## Provided entries
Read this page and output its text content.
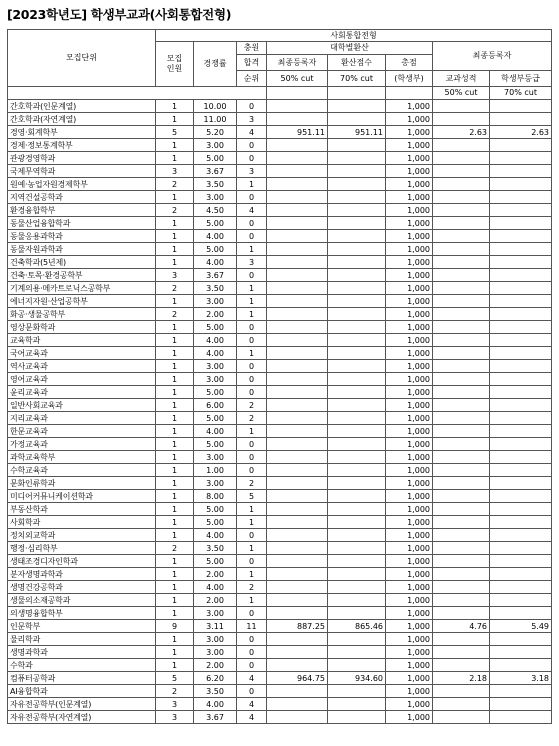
[2023학년도] 학생부교과(사회통합전형)
모집단위	사회통합전형							

	모집
인원	경쟁률	충원	대학별환산			최종등록자	
			합격	최종등록자	환산점수	총점		
			순위	50% cut	70% cut	(학생부)	교과성적	학생부등급

							50% cut	70% cut
간호학과(인문계열)	1	10.00	0			1,000		
간호학과(자연계열)	1	11.00	3			1,000		
경영·회계학부	5	5.20	4	951.11	951.11	1,000	2.63	2.63
경제·정보통계학부	1	3.00	0			1,000		
관광경영학과	1	5.00	0			1,000		
국제무역학과	3	3.67	3			1,000		
원예·농업자원경제학부	2	3.50	1			1,000		
지역건설공학과	1	3.00	0			1,000		
환경융합학부	2	4.50	4			1,000		
동물산업융합학과	1	5.00	0			1,000		
동물응용과학과	1	4.00	0			1,000		
동물자원과학과	1	5.00	1			1,000		
건축학과(5년제)	1	4.00	3			1,000		
건축·토목·환경공학부	3	3.67	0			1,000		
기계의용·메카트로닉스공학부	2	3.50	1			1,000		
에너지자원·산업공학부	1	3.00	1			1,000		
화공·생물공학부	2	2.00	1			1,000		
영상문화학과	1	5.00	0			1,000		
교육학과	1	4.00	0			1,000		
국어교육과	1	4.00	1			1,000		
역사교육과	1	3.00	0			1,000		
영어교육과	1	3.00	0			1,000		
윤리교육과	1	5.00	0			1,000		
일반사회교육과	1	6.00	2			1,000		
지리교육과	1	5.00	2			1,000		
한문교육과	1	4.00	1			1,000		
가정교육과	1	5.00	0			1,000		
과학교육학부	1	3.00	0			1,000		
수학교육과	1	1.00	0			1,000		
문화인류학과	1	3.00	2			1,000		
미디어커뮤니케이션학과	1	8.00	5			1,000		
부동산학과	1	5.00	1			1,000		
사회학과	1	5.00	1			1,000		
정치외교학과	1	4.00	0			1,000		
행정·심리학부	2	3.50	1			1,000		
생태조경디자인학과	1	5.00	0			1,000		
분자생명과학과	1	2.00	1			1,000		
생명건강공학과	1	4.00	2			1,000		
생물의소재공학과	1	2.00	1			1,000		
의생명융합학부	1	3.00	0			1,000		
인문학부	9	3.11	11	887.25	865.46	1,000	4.76	5.49
물리학과	1	3.00	0			1,000		
생명과학과	1	3.00	0			1,000		
수학과	1	2.00	0			1,000		
컴퓨터공학과	5	6.20	4	964.75	934.60	1,000	2.18	3.18
AI융합학과	2	3.50	0			1,000		
자유전공학부(인문계열)	3	4.00	4			1,000		
자유전공학부(자연계열)	3	3.67	4			1,000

## Exercise prompt
Every line above should be repeated exactly; pictures stay out of the copy.

## The reply
Read this page and output its text content.
[2023학년도] 학생부교과(사회통합전형)
모집단위	사회통합전형							

	모집
인원	경쟁률	충원	대학별환산			최종등록자	
			합격	최종등록자	환산점수	총점		
			순위	50% cut	70% cut	(학생부)	교과성적	학생부등급

							50% cut	70% cut
간호학과(인문계열)	1	10.00	0			1,000		
간호학과(자연계열)	1	11.00	3			1,000		
경영·회계학부	5	5.20	4	951.11	951.11	1,000	2.63	2.63
경제·정보통계학부	1	3.00	0			1,000		
관광경영학과	1	5.00	0			1,000		
국제무역학과	3	3.67	3			1,000		
원예·농업자원경제학부	2	3.50	1			1,000		
지역건설공학과	1	3.00	0			1,000		
환경융합학부	2	4.50	4			1,000		
동물산업융합학과	1	5.00	0			1,000		
동물응용과학과	1	4.00	0			1,000		
동물자원과학과	1	5.00	1			1,000		
건축학과(5년제)	1	4.00	3			1,000		
건축·토목·환경공학부	3	3.67	0			1,000		
기계의용·메카트로닉스공학부	2	3.50	1			1,000		
에너지자원·산업공학부	1	3.00	1			1,000		
화공·생물공학부	2	2.00	1			1,000		
영상문화학과	1	5.00	0			1,000		
교육학과	1	4.00	0			1,000		
국어교육과	1	4.00	1			1,000		
역사교육과	1	3.00	0			1,000		
영어교육과	1	3.00	0			1,000		
윤리교육과	1	5.00	0			1,000		
일반사회교육과	1	6.00	2			1,000		
지리교육과	1	5.00	2			1,000		
한문교육과	1	4.00	1			1,000		
가정교육과	1	5.00	0			1,000		
과학교육학부	1	3.00	0			1,000		
수학교육과	1	1.00	0			1,000		
문화인류학과	1	3.00	2			1,000		
미디어커뮤니케이션학과	1	8.00	5			1,000		
부동산학과	1	5.00	1			1,000		
사회학과	1	5.00	1			1,000		
정치외교학과	1	4.00	0			1,000		
행정·심리학부	2	3.50	1			1,000		
생태조경디자인학과	1	5.00	0			1,000		
분자생명과학과	1	2.00	1			1,000		
생명건강공학과	1	4.00	2			1,000		
생물의소재공학과	1	2.00	1			1,000		
의생명융합학부	1	3.00	0			1,000		
인문학부	9	3.11	11	887.25	865.46	1,000	4.76	5.49
물리학과	1	3.00	0			1,000		
생명과학과	1	3.00	0			1,000		
수학과	1	2.00	0			1,000		
컴퓨터공학과	5	6.20	4	964.75	934.60	1,000	2.18	3.18
AI융합학과	2	3.50	0			1,000		
자유전공학부(인문계열)	3	4.00	4			1,000		
자유전공학부(자연계열)	3	3.67	4			1,000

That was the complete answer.